## Task description
Where a line in the listing contains the string "Investigadores", copy that line out.

Excerpts from a figure dataset
:::

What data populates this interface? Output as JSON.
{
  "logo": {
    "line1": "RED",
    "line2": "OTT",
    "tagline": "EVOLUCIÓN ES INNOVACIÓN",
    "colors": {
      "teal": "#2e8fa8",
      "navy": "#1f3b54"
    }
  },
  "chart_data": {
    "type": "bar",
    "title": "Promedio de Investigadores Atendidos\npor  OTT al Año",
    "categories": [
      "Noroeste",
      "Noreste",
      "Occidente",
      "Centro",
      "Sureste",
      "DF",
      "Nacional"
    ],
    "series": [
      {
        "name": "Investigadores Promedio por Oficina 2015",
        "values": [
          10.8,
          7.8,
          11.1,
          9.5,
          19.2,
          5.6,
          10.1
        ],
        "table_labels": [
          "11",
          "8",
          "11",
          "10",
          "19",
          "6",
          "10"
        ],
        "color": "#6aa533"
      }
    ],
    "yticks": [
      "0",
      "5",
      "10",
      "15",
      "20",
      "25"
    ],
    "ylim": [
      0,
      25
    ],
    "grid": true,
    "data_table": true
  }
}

:::

## Completed exercise
    "title": "Promedio de Investigadores Atendidos\npor  OTT al Año",
        "name": "Investigadores Promedio por Oficina 2015",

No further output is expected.